- **Exercise directions**: Find out how many lines of the material contain the string "сорт" and give only that figure.

- **Extracted records**:
■ ■ ■

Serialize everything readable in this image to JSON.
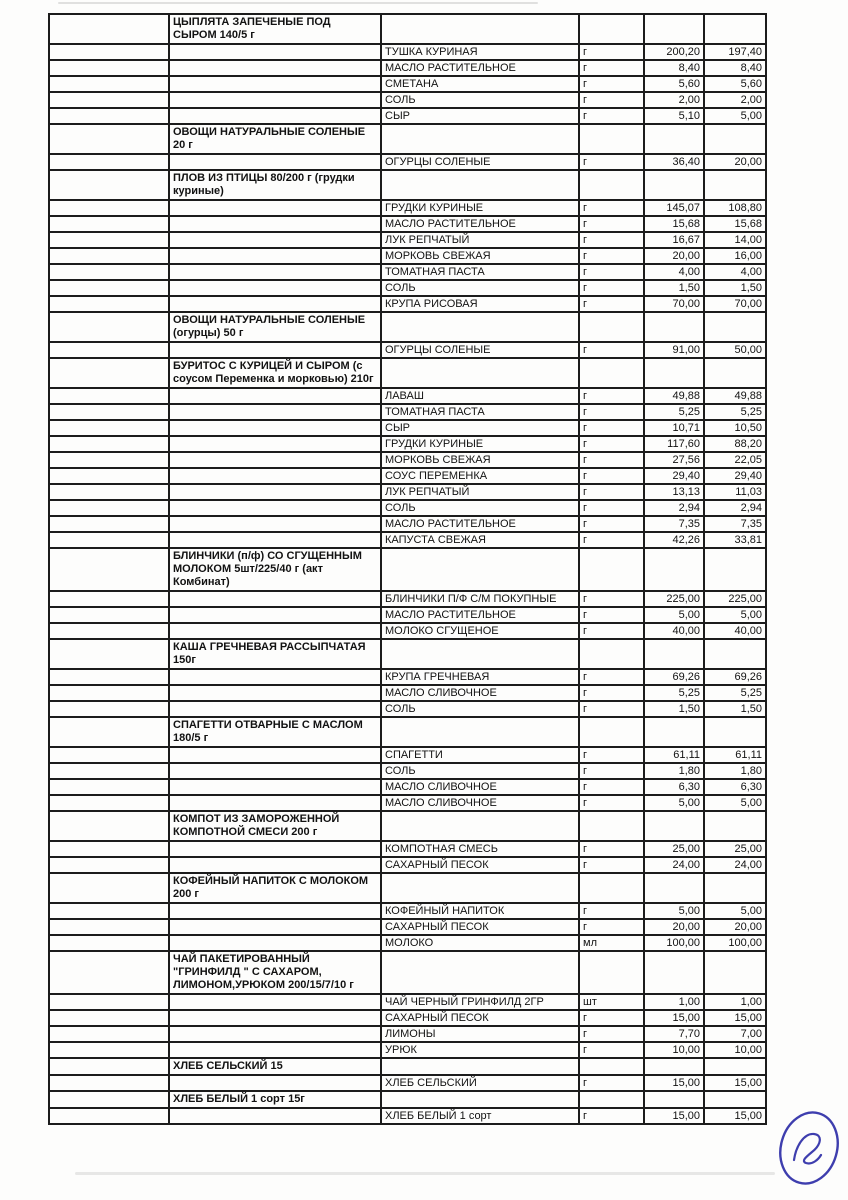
{
  "document": {
    "kind": "scanned recipe cost sheet (continuation page)",
    "page_annotation": "2",
    "annotation_color": "#3e3eae"
  },
  "recipes": [
    {
      "dish": "ЦЫПЛЯТА ЗАПЕЧЕНЫЕ ПОД СЫРОМ 140/5 г",
      "ingredients": [
        {
          "name": "ТУШКА КУРИНАЯ",
          "unit": "г",
          "gross": "200,20",
          "net": "197,40"
        },
        {
          "name": "МАСЛО РАСТИТЕЛЬНОЕ",
          "unit": "г",
          "gross": "8,40",
          "net": "8,40"
        },
        {
          "name": "СМЕТАНА",
          "unit": "г",
          "gross": "5,60",
          "net": "5,60"
        },
        {
          "name": "СОЛЬ",
          "unit": "г",
          "gross": "2,00",
          "net": "2,00"
        },
        {
          "name": "СЫР",
          "unit": "г",
          "gross": "5,10",
          "net": "5,00"
        }
      ]
    },
    {
      "dish": "ОВОЩИ НАТУРАЛЬНЫЕ СОЛЕНЫЕ 20 г",
      "ingredients": [
        {
          "name": "ОГУРЦЫ СОЛЕНЫЕ",
          "unit": "г",
          "gross": "36,40",
          "net": "20,00"
        }
      ]
    },
    {
      "dish": "ПЛОВ ИЗ ПТИЦЫ 80/200 г (грудки куриные)",
      "ingredients": [
        {
          "name": "ГРУДКИ КУРИНЫЕ",
          "unit": "г",
          "gross": "145,07",
          "net": "108,80"
        },
        {
          "name": "МАСЛО РАСТИТЕЛЬНОЕ",
          "unit": "г",
          "gross": "15,68",
          "net": "15,68"
        },
        {
          "name": "ЛУК РЕПЧАТЫЙ",
          "unit": "г",
          "gross": "16,67",
          "net": "14,00"
        },
        {
          "name": "МОРКОВЬ СВЕЖАЯ",
          "unit": "г",
          "gross": "20,00",
          "net": "16,00"
        },
        {
          "name": "ТОМАТНАЯ ПАСТА",
          "unit": "г",
          "gross": "4,00",
          "net": "4,00"
        },
        {
          "name": "СОЛЬ",
          "unit": "г",
          "gross": "1,50",
          "net": "1,50"
        },
        {
          "name": "КРУПА РИСОВАЯ",
          "unit": "г",
          "gross": "70,00",
          "net": "70,00"
        }
      ]
    },
    {
      "dish": "ОВОЩИ НАТУРАЛЬНЫЕ СОЛЕНЫЕ (огурцы) 50 г",
      "ingredients": [
        {
          "name": "ОГУРЦЫ СОЛЕНЫЕ",
          "unit": "г",
          "gross": "91,00",
          "net": "50,00"
        }
      ]
    },
    {
      "dish": "БУРИТОС  С  КУРИЦЕЙ И СЫРОМ (с соусом Переменка и морковью)  210г",
      "ingredients": [
        {
          "name": "ЛАВАШ",
          "unit": "г",
          "gross": "49,88",
          "net": "49,88"
        },
        {
          "name": "ТОМАТНАЯ ПАСТА",
          "unit": "г",
          "gross": "5,25",
          "net": "5,25"
        },
        {
          "name": "СЫР",
          "unit": "г",
          "gross": "10,71",
          "net": "10,50"
        },
        {
          "name": "ГРУДКИ КУРИНЫЕ",
          "unit": "г",
          "gross": "117,60",
          "net": "88,20"
        },
        {
          "name": "МОРКОВЬ СВЕЖАЯ",
          "unit": "г",
          "gross": "27,56",
          "net": "22,05"
        },
        {
          "name": "СОУС ПЕРЕМЕНКА",
          "unit": "г",
          "gross": "29,40",
          "net": "29,40"
        },
        {
          "name": "ЛУК РЕПЧАТЫЙ",
          "unit": "г",
          "gross": "13,13",
          "net": "11,03"
        },
        {
          "name": "СОЛЬ",
          "unit": "г",
          "gross": "2,94",
          "net": "2,94"
        },
        {
          "name": "МАСЛО РАСТИТЕЛЬНОЕ",
          "unit": "г",
          "gross": "7,35",
          "net": "7,35"
        },
        {
          "name": "КАПУСТА СВЕЖАЯ",
          "unit": "г",
          "gross": "42,26",
          "net": "33,81"
        }
      ]
    },
    {
      "dish": "БЛИНЧИКИ  (п/ф) СО СГУЩЕННЫМ МОЛОКОМ  5шт/225/40 г (акт Комбинат)",
      "ingredients": [
        {
          "name": "БЛИНЧИКИ П/Ф С/М ПОКУПНЫЕ",
          "unit": "г",
          "gross": "225,00",
          "net": "225,00"
        },
        {
          "name": "МАСЛО РАСТИТЕЛЬНОЕ",
          "unit": "г",
          "gross": "5,00",
          "net": "5,00"
        },
        {
          "name": "МОЛОКО СГУЩЕНОЕ",
          "unit": "г",
          "gross": "40,00",
          "net": "40,00"
        }
      ]
    },
    {
      "dish": "КАША ГРЕЧНЕВАЯ РАССЫПЧАТАЯ 150г",
      "ingredients": [
        {
          "name": "КРУПА ГРЕЧНЕВАЯ",
          "unit": "г",
          "gross": "69,26",
          "net": "69,26"
        },
        {
          "name": "МАСЛО СЛИВОЧНОЕ",
          "unit": "г",
          "gross": "5,25",
          "net": "5,25"
        },
        {
          "name": "СОЛЬ",
          "unit": "г",
          "gross": "1,50",
          "net": "1,50"
        }
      ]
    },
    {
      "dish": "СПАГЕТТИ ОТВАРНЫЕ С МАСЛОМ 180/5 г",
      "ingredients": [
        {
          "name": "СПАГЕТТИ",
          "unit": "г",
          "gross": "61,11",
          "net": "61,11"
        },
        {
          "name": "СОЛЬ",
          "unit": "г",
          "gross": "1,80",
          "net": "1,80"
        },
        {
          "name": "МАСЛО СЛИВОЧНОЕ",
          "unit": "г",
          "gross": "6,30",
          "net": "6,30"
        },
        {
          "name": "МАСЛО СЛИВОЧНОЕ",
          "unit": "г",
          "gross": "5,00",
          "net": "5,00"
        }
      ]
    },
    {
      "dish": "КОМПОТ ИЗ ЗАМОРОЖЕННОЙ КОМПОТНОЙ  СМЕСИ 200 г",
      "ingredients": [
        {
          "name": "КОМПОТНАЯ СМЕСЬ",
          "unit": "г",
          "gross": "25,00",
          "net": "25,00"
        },
        {
          "name": "САХАРНЫЙ ПЕСОК",
          "unit": "г",
          "gross": "24,00",
          "net": "24,00"
        }
      ]
    },
    {
      "dish": "КОФЕЙНЫЙ НАПИТОК С МОЛОКОМ 200 г",
      "ingredients": [
        {
          "name": "КОФЕЙНЫЙ НАПИТОК",
          "unit": "г",
          "gross": "5,00",
          "net": "5,00"
        },
        {
          "name": "САХАРНЫЙ ПЕСОК",
          "unit": "г",
          "gross": "20,00",
          "net": "20,00"
        },
        {
          "name": "МОЛОКО",
          "unit": "мл",
          "gross": "100,00",
          "net": "100,00"
        }
      ]
    },
    {
      "dish": "ЧАЙ ПАКЕТИРОВАННЫЙ \"ГРИНФИЛД \" С САХАРОМ, ЛИМОНОМ,УРЮКОМ 200/15/7/10 г",
      "ingredients": [
        {
          "name": "ЧАЙ ЧЕРНЫЙ ГРИНФИЛД 2ГР",
          "unit": "шт",
          "gross": "1,00",
          "net": "1,00"
        },
        {
          "name": "САХАРНЫЙ ПЕСОК",
          "unit": "г",
          "gross": "15,00",
          "net": "15,00"
        },
        {
          "name": "ЛИМОНЫ",
          "unit": "г",
          "gross": "7,70",
          "net": "7,00"
        },
        {
          "name": "УРЮК",
          "unit": "г",
          "gross": "10,00",
          "net": "10,00"
        }
      ]
    },
    {
      "dish": "ХЛЕБ СЕЛЬСКИЙ  15",
      "ingredients": [
        {
          "name": "ХЛЕБ СЕЛЬСКИЙ",
          "unit": "г",
          "gross": "15,00",
          "net": "15,00"
        }
      ]
    },
    {
      "dish": "ХЛЕБ БЕЛЫЙ 1 сорт 15г",
      "ingredients": [
        {
          "name": "ХЛЕБ БЕЛЫЙ 1 сорт",
          "unit": "г",
          "gross": "15,00",
          "net": "15,00"
        }
      ]
    }
  ]
}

■ ■ ■

- **Reply to the task**: 2